### [Work to do]
Take the data below and repeat it exactly.

==== Data excerpts ====

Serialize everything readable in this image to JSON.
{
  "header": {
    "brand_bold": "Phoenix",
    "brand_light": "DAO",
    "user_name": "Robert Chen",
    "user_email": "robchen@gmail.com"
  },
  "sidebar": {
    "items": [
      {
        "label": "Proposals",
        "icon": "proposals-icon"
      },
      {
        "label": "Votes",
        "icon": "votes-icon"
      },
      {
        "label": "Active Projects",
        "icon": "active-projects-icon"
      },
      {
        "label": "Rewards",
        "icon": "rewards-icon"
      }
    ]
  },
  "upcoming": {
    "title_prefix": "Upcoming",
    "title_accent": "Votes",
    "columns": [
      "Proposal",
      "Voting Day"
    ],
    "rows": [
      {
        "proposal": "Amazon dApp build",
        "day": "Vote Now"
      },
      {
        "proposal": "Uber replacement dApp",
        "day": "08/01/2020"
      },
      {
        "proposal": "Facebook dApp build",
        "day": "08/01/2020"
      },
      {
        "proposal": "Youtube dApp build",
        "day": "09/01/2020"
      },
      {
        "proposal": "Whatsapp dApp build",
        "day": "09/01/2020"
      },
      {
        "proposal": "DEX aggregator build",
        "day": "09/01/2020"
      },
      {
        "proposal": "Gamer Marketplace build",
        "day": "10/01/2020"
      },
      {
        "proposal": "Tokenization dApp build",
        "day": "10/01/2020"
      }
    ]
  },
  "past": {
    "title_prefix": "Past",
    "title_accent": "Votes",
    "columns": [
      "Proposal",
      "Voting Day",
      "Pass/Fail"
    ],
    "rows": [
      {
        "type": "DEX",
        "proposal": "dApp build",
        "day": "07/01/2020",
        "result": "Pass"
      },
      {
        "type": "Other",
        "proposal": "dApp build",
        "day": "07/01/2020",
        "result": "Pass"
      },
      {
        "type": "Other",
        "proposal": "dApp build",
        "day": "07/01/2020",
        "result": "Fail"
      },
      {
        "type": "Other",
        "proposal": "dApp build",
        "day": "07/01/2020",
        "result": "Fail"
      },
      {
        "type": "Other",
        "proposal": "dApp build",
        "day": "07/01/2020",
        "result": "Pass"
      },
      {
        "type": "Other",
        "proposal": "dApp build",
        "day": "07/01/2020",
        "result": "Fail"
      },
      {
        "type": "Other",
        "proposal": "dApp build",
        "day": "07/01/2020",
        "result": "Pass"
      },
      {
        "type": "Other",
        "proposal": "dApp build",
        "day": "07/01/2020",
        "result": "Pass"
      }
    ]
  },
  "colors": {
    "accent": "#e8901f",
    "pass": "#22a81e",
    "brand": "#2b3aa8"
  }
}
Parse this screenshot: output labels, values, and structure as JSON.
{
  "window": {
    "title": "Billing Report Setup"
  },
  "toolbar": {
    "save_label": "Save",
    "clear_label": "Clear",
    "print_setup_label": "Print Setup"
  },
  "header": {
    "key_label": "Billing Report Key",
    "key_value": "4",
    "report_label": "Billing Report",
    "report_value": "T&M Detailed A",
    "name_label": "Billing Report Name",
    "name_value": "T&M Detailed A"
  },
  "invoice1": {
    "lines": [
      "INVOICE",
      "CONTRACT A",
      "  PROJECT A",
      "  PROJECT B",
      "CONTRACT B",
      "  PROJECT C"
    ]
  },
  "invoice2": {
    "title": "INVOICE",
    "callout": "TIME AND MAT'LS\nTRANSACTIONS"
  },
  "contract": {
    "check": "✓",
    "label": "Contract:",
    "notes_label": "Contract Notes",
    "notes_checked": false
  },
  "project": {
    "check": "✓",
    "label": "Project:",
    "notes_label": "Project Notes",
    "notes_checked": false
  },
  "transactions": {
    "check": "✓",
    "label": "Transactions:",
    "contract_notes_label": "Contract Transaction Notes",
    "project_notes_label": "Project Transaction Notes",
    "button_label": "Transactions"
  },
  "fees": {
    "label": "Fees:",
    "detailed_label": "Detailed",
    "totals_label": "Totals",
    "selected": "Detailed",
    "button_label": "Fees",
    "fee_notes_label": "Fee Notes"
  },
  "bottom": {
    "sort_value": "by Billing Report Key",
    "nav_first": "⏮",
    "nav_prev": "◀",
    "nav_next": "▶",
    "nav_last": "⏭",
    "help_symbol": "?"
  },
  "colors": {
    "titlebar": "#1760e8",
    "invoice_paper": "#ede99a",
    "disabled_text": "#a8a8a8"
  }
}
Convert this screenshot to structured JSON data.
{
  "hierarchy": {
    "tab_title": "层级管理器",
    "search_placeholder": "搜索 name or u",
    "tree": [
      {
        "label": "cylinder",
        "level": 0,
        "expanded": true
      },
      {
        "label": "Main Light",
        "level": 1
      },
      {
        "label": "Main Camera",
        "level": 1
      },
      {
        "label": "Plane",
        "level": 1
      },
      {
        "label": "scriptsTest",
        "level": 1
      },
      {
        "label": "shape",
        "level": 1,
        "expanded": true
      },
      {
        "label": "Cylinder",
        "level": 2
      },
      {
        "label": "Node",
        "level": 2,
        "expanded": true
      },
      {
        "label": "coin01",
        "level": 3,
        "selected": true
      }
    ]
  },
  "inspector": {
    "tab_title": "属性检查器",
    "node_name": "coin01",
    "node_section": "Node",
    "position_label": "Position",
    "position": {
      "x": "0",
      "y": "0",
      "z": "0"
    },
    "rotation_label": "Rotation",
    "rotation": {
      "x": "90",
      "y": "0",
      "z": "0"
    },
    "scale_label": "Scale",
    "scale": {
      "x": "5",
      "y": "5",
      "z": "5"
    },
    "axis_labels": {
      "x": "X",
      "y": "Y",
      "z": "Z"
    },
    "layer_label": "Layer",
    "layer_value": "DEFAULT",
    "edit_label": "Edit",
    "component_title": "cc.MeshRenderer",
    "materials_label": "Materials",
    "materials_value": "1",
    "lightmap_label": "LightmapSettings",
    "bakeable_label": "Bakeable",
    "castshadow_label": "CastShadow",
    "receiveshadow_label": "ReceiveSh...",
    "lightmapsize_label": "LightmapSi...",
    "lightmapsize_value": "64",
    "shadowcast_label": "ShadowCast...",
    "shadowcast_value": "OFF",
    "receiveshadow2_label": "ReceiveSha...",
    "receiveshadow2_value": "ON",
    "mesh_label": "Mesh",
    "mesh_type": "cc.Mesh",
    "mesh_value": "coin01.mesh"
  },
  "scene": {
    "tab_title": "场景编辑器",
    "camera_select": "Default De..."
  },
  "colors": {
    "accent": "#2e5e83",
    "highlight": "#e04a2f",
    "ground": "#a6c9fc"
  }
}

====

### [Result]
Serialize everything readable in this image to JSON.
{
  "header": {
    "brand_bold": "Phoenix",
    "brand_light": "DAO",
    "user_name": "Robert Chen",
    "user_email": "robchen@gmail.com"
  },
  "sidebar": {
    "items": [
      {
        "label": "Proposals",
        "icon": "proposals-icon"
      },
      {
        "label": "Votes",
        "icon": "votes-icon"
      },
      {
        "label": "Active Projects",
        "icon": "active-projects-icon"
      },
      {
        "label": "Rewards",
        "icon": "rewards-icon"
      }
    ]
  },
  "upcoming": {
    "title_prefix": "Upcoming",
    "title_accent": "Votes",
    "columns": [
      "Proposal",
      "Voting Day"
    ],
    "rows": [
      {
        "proposal": "Amazon dApp build",
        "day": "Vote Now"
      },
      {
        "proposal": "Uber replacement dApp",
        "day": "08/01/2020"
      },
      {
        "proposal": "Facebook dApp build",
        "day": "08/01/2020"
      },
      {
        "proposal": "Youtube dApp build",
        "day": "09/01/2020"
      },
      {
        "proposal": "Whatsapp dApp build",
        "day": "09/01/2020"
      },
      {
        "proposal": "DEX aggregator build",
        "day": "09/01/2020"
      },
      {
        "proposal": "Gamer Marketplace build",
        "day": "10/01/2020"
      },
      {
        "proposal": "Tokenization dApp build",
        "day": "10/01/2020"
      }
    ]
  },
  "past": {
    "title_prefix": "Past",
    "title_accent": "Votes",
    "columns": [
      "Proposal",
      "Voting Day",
      "Pass/Fail"
    ],
    "rows": [
      {
        "type": "DEX",
        "proposal": "dApp build",
        "day": "07/01/2020",
        "result": "Pass"
      },
      {
        "type": "Other",
        "proposal": "dApp build",
        "day": "07/01/2020",
        "result": "Pass"
      },
      {
        "type": "Other",
        "proposal": "dApp build",
        "day": "07/01/2020",
        "result": "Fail"
      },
      {
        "type": "Other",
        "proposal": "dApp build",
        "day": "07/01/2020",
        "result": "Fail"
      },
      {
        "type": "Other",
        "proposal": "dApp build",
        "day": "07/01/2020",
        "result": "Pass"
      },
      {
        "type": "Other",
        "proposal": "dApp build",
        "day": "07/01/2020",
        "result": "Fail"
      },
      {
        "type": "Other",
        "proposal": "dApp build",
        "day": "07/01/2020",
        "result": "Pass"
      },
      {
        "type": "Other",
        "proposal": "dApp build",
        "day": "07/01/2020",
        "result": "Pass"
      }
    ]
  },
  "colors": {
    "accent": "#e8901f",
    "pass": "#22a81e",
    "brand": "#2b3aa8"
  }
}
Parse this screenshot: output labels, values, and structure as JSON.
{
  "window": {
    "title": "Billing Report Setup"
  },
  "toolbar": {
    "save_label": "Save",
    "clear_label": "Clear",
    "print_setup_label": "Print Setup"
  },
  "header": {
    "key_label": "Billing Report Key",
    "key_value": "4",
    "report_label": "Billing Report",
    "report_value": "T&M Detailed A",
    "name_label": "Billing Report Name",
    "name_value": "T&M Detailed A"
  },
  "invoice1": {
    "lines": [
      "INVOICE",
      "CONTRACT A",
      "  PROJECT A",
      "  PROJECT B",
      "CONTRACT B",
      "  PROJECT C"
    ]
  },
  "invoice2": {
    "title": "INVOICE",
    "callout": "TIME AND MAT'LS\nTRANSACTIONS"
  },
  "contract": {
    "check": "✓",
    "label": "Contract:",
    "notes_label": "Contract Notes",
    "notes_checked": false
  },
  "project": {
    "check": "✓",
    "label": "Project:",
    "notes_label": "Project Notes",
    "notes_checked": false
  },
  "transactions": {
    "check": "✓",
    "label": "Transactions:",
    "contract_notes_label": "Contract Transaction Notes",
    "project_notes_label": "Project Transaction Notes",
    "button_label": "Transactions"
  },
  "fees": {
    "label": "Fees:",
    "detailed_label": "Detailed",
    "totals_label": "Totals",
    "selected": "Detailed",
    "button_label": "Fees",
    "fee_notes_label": "Fee Notes"
  },
  "bottom": {
    "sort_value": "by Billing Report Key",
    "nav_first": "⏮",
    "nav_prev": "◀",
    "nav_next": "▶",
    "nav_last": "⏭",
    "help_symbol": "?"
  },
  "colors": {
    "titlebar": "#1760e8",
    "invoice_paper": "#ede99a",
    "disabled_text": "#a8a8a8"
  }
}
Convert this screenshot to structured JSON data.
{
  "hierarchy": {
    "tab_title": "层级管理器",
    "search_placeholder": "搜索 name or u",
    "tree": [
      {
        "label": "cylinder",
        "level": 0,
        "expanded": true
      },
      {
        "label": "Main Light",
        "level": 1
      },
      {
        "label": "Main Camera",
        "level": 1
      },
      {
        "label": "Plane",
        "level": 1
      },
      {
        "label": "scriptsTest",
        "level": 1
      },
      {
        "label": "shape",
        "level": 1,
        "expanded": true
      },
      {
        "label": "Cylinder",
        "level": 2
      },
      {
        "label": "Node",
        "level": 2,
        "expanded": true
      },
      {
        "label": "coin01",
        "level": 3,
        "selected": true
      }
    ]
  },
  "inspector": {
    "tab_title": "属性检查器",
    "node_name": "coin01",
    "node_section": "Node",
    "position_label": "Position",
    "position": {
      "x": "0",
      "y": "0",
      "z": "0"
    },
    "rotation_label": "Rotation",
    "rotation": {
      "x": "90",
      "y": "0",
      "z": "0"
    },
    "scale_label": "Scale",
    "scale": {
      "x": "5",
      "y": "5",
      "z": "5"
    },
    "axis_labels": {
      "x": "X",
      "y": "Y",
      "z": "Z"
    },
    "layer_label": "Layer",
    "layer_value": "DEFAULT",
    "edit_label": "Edit",
    "component_title": "cc.MeshRenderer",
    "materials_label": "Materials",
    "materials_value": "1",
    "lightmap_label": "LightmapSettings",
    "bakeable_label": "Bakeable",
    "castshadow_label": "CastShadow",
    "receiveshadow_label": "ReceiveSh...",
    "lightmapsize_label": "LightmapSi...",
    "lightmapsize_value": "64",
    "shadowcast_label": "ShadowCast...",
    "shadowcast_value": "OFF",
    "receiveshadow2_label": "ReceiveSha...",
    "receiveshadow2_value": "ON",
    "mesh_label": "Mesh",
    "mesh_type": "cc.Mesh",
    "mesh_value": "coin01.mesh"
  },
  "scene": {
    "tab_title": "场景编辑器",
    "camera_select": "Default De..."
  },
  "colors": {
    "accent": "#2e5e83",
    "highlight": "#e04a2f",
    "ground": "#a6c9fc"
  }
}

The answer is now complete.